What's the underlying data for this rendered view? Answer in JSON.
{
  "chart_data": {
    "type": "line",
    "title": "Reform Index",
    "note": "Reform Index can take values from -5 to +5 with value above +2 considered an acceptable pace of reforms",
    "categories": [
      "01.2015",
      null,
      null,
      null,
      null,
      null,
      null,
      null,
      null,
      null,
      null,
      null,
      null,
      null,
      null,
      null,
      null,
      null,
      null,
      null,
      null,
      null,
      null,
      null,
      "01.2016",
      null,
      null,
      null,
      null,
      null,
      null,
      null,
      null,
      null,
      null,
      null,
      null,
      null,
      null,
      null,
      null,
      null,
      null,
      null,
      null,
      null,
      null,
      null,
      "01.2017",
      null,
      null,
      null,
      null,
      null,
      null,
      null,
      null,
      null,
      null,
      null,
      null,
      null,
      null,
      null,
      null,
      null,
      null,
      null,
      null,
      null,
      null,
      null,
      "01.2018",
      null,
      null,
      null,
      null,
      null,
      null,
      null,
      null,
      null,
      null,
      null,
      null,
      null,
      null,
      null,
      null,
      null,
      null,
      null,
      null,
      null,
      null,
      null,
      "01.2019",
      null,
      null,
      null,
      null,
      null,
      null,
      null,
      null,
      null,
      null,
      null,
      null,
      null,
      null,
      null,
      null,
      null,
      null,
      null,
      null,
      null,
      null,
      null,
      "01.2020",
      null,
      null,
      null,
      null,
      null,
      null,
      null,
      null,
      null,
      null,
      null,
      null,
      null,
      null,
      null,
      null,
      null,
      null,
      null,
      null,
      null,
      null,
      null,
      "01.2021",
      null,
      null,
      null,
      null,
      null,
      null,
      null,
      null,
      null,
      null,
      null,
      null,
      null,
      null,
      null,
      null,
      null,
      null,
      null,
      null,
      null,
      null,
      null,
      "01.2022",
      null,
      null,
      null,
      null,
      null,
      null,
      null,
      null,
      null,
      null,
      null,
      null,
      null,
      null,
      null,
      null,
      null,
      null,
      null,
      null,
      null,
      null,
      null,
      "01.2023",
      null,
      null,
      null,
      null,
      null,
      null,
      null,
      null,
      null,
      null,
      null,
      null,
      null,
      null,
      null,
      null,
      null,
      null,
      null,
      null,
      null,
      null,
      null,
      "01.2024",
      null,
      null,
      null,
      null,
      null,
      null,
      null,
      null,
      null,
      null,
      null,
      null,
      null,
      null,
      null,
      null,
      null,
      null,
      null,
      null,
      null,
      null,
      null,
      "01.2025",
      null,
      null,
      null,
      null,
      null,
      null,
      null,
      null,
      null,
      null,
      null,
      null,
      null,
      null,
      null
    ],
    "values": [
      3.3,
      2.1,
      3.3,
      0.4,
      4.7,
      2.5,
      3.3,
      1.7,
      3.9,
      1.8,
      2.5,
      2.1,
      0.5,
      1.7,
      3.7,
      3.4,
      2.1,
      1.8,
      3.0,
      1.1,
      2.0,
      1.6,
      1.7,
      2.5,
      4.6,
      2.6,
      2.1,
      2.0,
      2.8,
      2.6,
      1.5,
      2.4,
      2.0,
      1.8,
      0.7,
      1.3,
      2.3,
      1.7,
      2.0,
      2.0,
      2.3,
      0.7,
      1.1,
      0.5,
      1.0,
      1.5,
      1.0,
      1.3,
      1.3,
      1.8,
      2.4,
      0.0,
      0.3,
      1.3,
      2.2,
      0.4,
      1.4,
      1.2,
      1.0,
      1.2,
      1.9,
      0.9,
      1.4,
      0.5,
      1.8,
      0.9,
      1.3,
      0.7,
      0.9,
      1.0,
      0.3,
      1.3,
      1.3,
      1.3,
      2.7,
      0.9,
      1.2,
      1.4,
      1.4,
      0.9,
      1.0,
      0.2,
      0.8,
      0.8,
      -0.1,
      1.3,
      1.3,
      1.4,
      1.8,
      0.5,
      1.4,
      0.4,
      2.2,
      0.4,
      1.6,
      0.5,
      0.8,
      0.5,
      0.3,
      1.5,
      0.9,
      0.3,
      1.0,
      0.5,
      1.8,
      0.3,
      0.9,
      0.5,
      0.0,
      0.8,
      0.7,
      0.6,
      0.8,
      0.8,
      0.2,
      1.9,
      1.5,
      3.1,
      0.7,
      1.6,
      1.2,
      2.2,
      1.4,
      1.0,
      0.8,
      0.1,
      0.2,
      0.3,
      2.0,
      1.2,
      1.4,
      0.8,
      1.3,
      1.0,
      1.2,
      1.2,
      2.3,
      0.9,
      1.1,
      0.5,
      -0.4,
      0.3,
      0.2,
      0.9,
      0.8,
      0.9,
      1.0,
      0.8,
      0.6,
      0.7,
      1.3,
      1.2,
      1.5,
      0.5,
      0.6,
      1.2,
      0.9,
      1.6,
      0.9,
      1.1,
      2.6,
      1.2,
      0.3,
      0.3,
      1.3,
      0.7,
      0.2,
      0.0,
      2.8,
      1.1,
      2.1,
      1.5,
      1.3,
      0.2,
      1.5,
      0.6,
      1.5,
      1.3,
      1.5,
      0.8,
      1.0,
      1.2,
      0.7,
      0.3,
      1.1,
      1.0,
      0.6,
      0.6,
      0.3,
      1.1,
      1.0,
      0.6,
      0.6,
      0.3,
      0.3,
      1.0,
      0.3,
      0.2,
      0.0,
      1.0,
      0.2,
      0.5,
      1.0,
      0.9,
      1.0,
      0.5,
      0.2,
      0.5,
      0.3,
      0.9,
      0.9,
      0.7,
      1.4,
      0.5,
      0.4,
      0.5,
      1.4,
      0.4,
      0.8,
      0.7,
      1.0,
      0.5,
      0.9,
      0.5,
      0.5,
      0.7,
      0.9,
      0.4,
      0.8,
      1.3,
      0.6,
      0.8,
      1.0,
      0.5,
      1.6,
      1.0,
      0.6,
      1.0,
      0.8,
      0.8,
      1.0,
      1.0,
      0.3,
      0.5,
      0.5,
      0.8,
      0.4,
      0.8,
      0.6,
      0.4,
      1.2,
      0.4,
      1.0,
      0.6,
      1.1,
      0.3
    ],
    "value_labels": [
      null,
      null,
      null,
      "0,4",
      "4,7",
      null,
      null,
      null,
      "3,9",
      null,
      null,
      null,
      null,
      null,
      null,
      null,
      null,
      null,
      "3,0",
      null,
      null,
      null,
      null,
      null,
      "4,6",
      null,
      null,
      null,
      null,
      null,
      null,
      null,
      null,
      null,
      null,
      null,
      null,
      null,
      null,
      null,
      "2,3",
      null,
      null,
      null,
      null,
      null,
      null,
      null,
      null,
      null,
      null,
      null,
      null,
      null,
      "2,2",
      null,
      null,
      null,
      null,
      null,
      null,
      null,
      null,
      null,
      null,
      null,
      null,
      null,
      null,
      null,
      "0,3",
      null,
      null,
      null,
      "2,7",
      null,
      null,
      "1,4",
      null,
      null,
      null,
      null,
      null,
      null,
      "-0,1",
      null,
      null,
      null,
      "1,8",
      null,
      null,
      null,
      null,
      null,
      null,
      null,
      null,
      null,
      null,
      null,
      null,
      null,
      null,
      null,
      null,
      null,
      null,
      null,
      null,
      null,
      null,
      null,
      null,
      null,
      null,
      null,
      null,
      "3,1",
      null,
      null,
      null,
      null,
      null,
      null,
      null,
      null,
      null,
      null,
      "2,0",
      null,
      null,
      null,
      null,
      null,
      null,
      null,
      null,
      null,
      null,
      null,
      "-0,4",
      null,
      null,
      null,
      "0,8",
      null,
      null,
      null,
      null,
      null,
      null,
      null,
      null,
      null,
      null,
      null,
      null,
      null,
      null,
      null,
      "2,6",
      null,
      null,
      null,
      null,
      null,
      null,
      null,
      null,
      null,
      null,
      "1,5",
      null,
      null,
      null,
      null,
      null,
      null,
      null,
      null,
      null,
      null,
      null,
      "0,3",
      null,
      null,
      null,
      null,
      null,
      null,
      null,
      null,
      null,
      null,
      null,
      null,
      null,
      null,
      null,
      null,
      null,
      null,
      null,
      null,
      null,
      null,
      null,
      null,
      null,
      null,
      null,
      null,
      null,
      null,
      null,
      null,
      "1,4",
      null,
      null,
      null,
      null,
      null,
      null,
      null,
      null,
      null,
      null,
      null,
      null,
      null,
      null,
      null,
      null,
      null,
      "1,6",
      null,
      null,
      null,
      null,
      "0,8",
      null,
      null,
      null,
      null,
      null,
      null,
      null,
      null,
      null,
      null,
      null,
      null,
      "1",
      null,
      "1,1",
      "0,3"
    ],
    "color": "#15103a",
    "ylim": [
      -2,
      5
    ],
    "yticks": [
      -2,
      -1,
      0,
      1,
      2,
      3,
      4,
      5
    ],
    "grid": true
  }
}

+ + + + + + +

| Stated task |
Where a line in the material above holds "Reform", copy that line.

| Answer for this exercise |
    "title": "Reform Index",
    "note": "Reform Index can take values from -5 to +5 with value above +2 considered an acceptable pace of reforms",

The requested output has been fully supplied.